===== EXTRACTED INFORMATION

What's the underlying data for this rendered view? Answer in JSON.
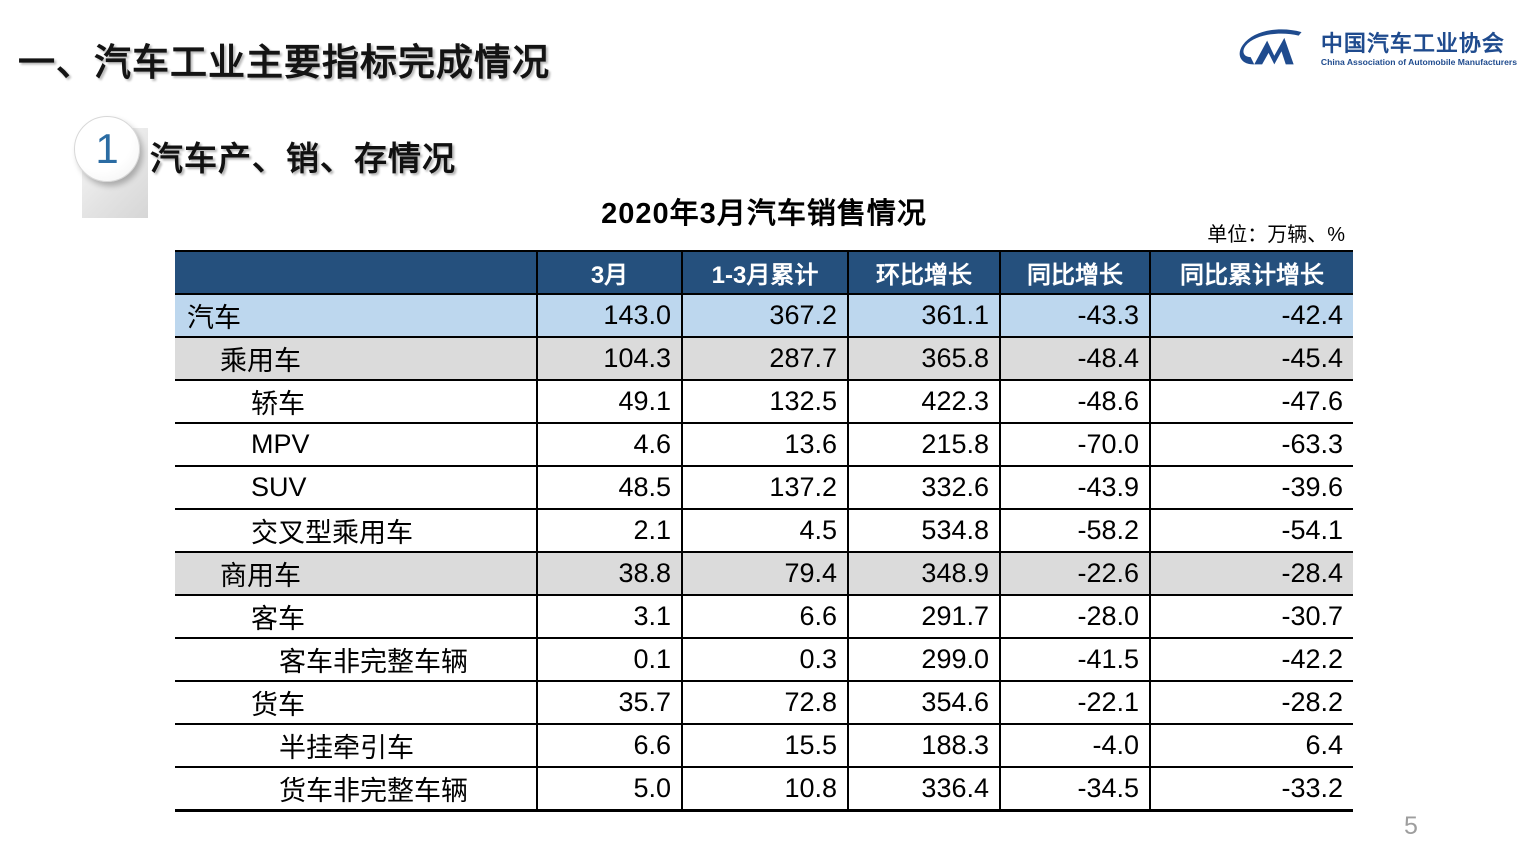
{
  "page": {
    "title": "一、汽车工业主要指标完成情况",
    "page_number": "5"
  },
  "logo": {
    "monogram": "CM",
    "cn": "中国汽车工业协会",
    "en": "China Association of Automobile Manufacturers"
  },
  "section": {
    "badge": "1",
    "title": "汽车产、销、存情况"
  },
  "table": {
    "title": "2020年3月汽车销售情况",
    "unit_label": "单位：万辆、%",
    "columns": [
      "",
      "3月",
      "1-3月累计",
      "环比增长",
      "同比增长",
      "同比累计增长"
    ],
    "rows": [
      {
        "label": "汽车",
        "level": 0,
        "highlight": "blue",
        "values": [
          "143.0",
          "367.2",
          "361.1",
          "-43.3",
          "-42.4"
        ]
      },
      {
        "label": "乘用车",
        "level": 1,
        "highlight": "gray",
        "values": [
          "104.3",
          "287.7",
          "365.8",
          "-48.4",
          "-45.4"
        ]
      },
      {
        "label": "轿车",
        "level": 2,
        "highlight": "none",
        "values": [
          "49.1",
          "132.5",
          "422.3",
          "-48.6",
          "-47.6"
        ]
      },
      {
        "label": "MPV",
        "level": 2,
        "highlight": "none",
        "values": [
          "4.6",
          "13.6",
          "215.8",
          "-70.0",
          "-63.3"
        ]
      },
      {
        "label": "SUV",
        "level": 2,
        "highlight": "none",
        "values": [
          "48.5",
          "137.2",
          "332.6",
          "-43.9",
          "-39.6"
        ]
      },
      {
        "label": "交叉型乘用车",
        "level": 2,
        "highlight": "none",
        "values": [
          "2.1",
          "4.5",
          "534.8",
          "-58.2",
          "-54.1"
        ]
      },
      {
        "label": "商用车",
        "level": 1,
        "highlight": "gray",
        "values": [
          "38.8",
          "79.4",
          "348.9",
          "-22.6",
          "-28.4"
        ]
      },
      {
        "label": "客车",
        "level": 2,
        "highlight": "none",
        "values": [
          "3.1",
          "6.6",
          "291.7",
          "-28.0",
          "-30.7"
        ]
      },
      {
        "label": "客车非完整车辆",
        "level": 3,
        "highlight": "none",
        "values": [
          "0.1",
          "0.3",
          "299.0",
          "-41.5",
          "-42.2"
        ]
      },
      {
        "label": "货车",
        "level": 2,
        "highlight": "none",
        "values": [
          "35.7",
          "72.8",
          "354.6",
          "-22.1",
          "-28.2"
        ]
      },
      {
        "label": "半挂牵引车",
        "level": 3,
        "highlight": "none",
        "values": [
          "6.6",
          "15.5",
          "188.3",
          "-4.0",
          "6.4"
        ]
      },
      {
        "label": "货车非完整车辆",
        "level": 3,
        "highlight": "none",
        "values": [
          "5.0",
          "10.8",
          "336.4",
          "-34.5",
          "-33.2"
        ]
      }
    ]
  },
  "colors": {
    "header_bg": "#25507D",
    "row_blue": "#BDD7EE",
    "row_gray": "#DBDBDB",
    "logo_blue": "#1F4B8E",
    "badge_number": "#2B6CA3",
    "page_number_gray": "#9E9E9E"
  }
}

==========

**JOB**
Copy out the entries verbatim and leave the images out.

**EXPECTED ANSWER**
What's the underlying data for this rendered view? Answer in JSON.
{
  "page": {
    "title": "一、汽车工业主要指标完成情况",
    "page_number": "5"
  },
  "logo": {
    "monogram": "CM",
    "cn": "中国汽车工业协会",
    "en": "China Association of Automobile Manufacturers"
  },
  "section": {
    "badge": "1",
    "title": "汽车产、销、存情况"
  },
  "table": {
    "title": "2020年3月汽车销售情况",
    "unit_label": "单位：万辆、%",
    "columns": [
      "",
      "3月",
      "1-3月累计",
      "环比增长",
      "同比增长",
      "同比累计增长"
    ],
    "rows": [
      {
        "label": "汽车",
        "level": 0,
        "highlight": "blue",
        "values": [
          "143.0",
          "367.2",
          "361.1",
          "-43.3",
          "-42.4"
        ]
      },
      {
        "label": "乘用车",
        "level": 1,
        "highlight": "gray",
        "values": [
          "104.3",
          "287.7",
          "365.8",
          "-48.4",
          "-45.4"
        ]
      },
      {
        "label": "轿车",
        "level": 2,
        "highlight": "none",
        "values": [
          "49.1",
          "132.5",
          "422.3",
          "-48.6",
          "-47.6"
        ]
      },
      {
        "label": "MPV",
        "level": 2,
        "highlight": "none",
        "values": [
          "4.6",
          "13.6",
          "215.8",
          "-70.0",
          "-63.3"
        ]
      },
      {
        "label": "SUV",
        "level": 2,
        "highlight": "none",
        "values": [
          "48.5",
          "137.2",
          "332.6",
          "-43.9",
          "-39.6"
        ]
      },
      {
        "label": "交叉型乘用车",
        "level": 2,
        "highlight": "none",
        "values": [
          "2.1",
          "4.5",
          "534.8",
          "-58.2",
          "-54.1"
        ]
      },
      {
        "label": "商用车",
        "level": 1,
        "highlight": "gray",
        "values": [
          "38.8",
          "79.4",
          "348.9",
          "-22.6",
          "-28.4"
        ]
      },
      {
        "label": "客车",
        "level": 2,
        "highlight": "none",
        "values": [
          "3.1",
          "6.6",
          "291.7",
          "-28.0",
          "-30.7"
        ]
      },
      {
        "label": "客车非完整车辆",
        "level": 3,
        "highlight": "none",
        "values": [
          "0.1",
          "0.3",
          "299.0",
          "-41.5",
          "-42.2"
        ]
      },
      {
        "label": "货车",
        "level": 2,
        "highlight": "none",
        "values": [
          "35.7",
          "72.8",
          "354.6",
          "-22.1",
          "-28.2"
        ]
      },
      {
        "label": "半挂牵引车",
        "level": 3,
        "highlight": "none",
        "values": [
          "6.6",
          "15.5",
          "188.3",
          "-4.0",
          "6.4"
        ]
      },
      {
        "label": "货车非完整车辆",
        "level": 3,
        "highlight": "none",
        "values": [
          "5.0",
          "10.8",
          "336.4",
          "-34.5",
          "-33.2"
        ]
      }
    ]
  },
  "colors": {
    "header_bg": "#25507D",
    "row_blue": "#BDD7EE",
    "row_gray": "#DBDBDB",
    "logo_blue": "#1F4B8E",
    "badge_number": "#2B6CA3",
    "page_number_gray": "#9E9E9E"
  }
}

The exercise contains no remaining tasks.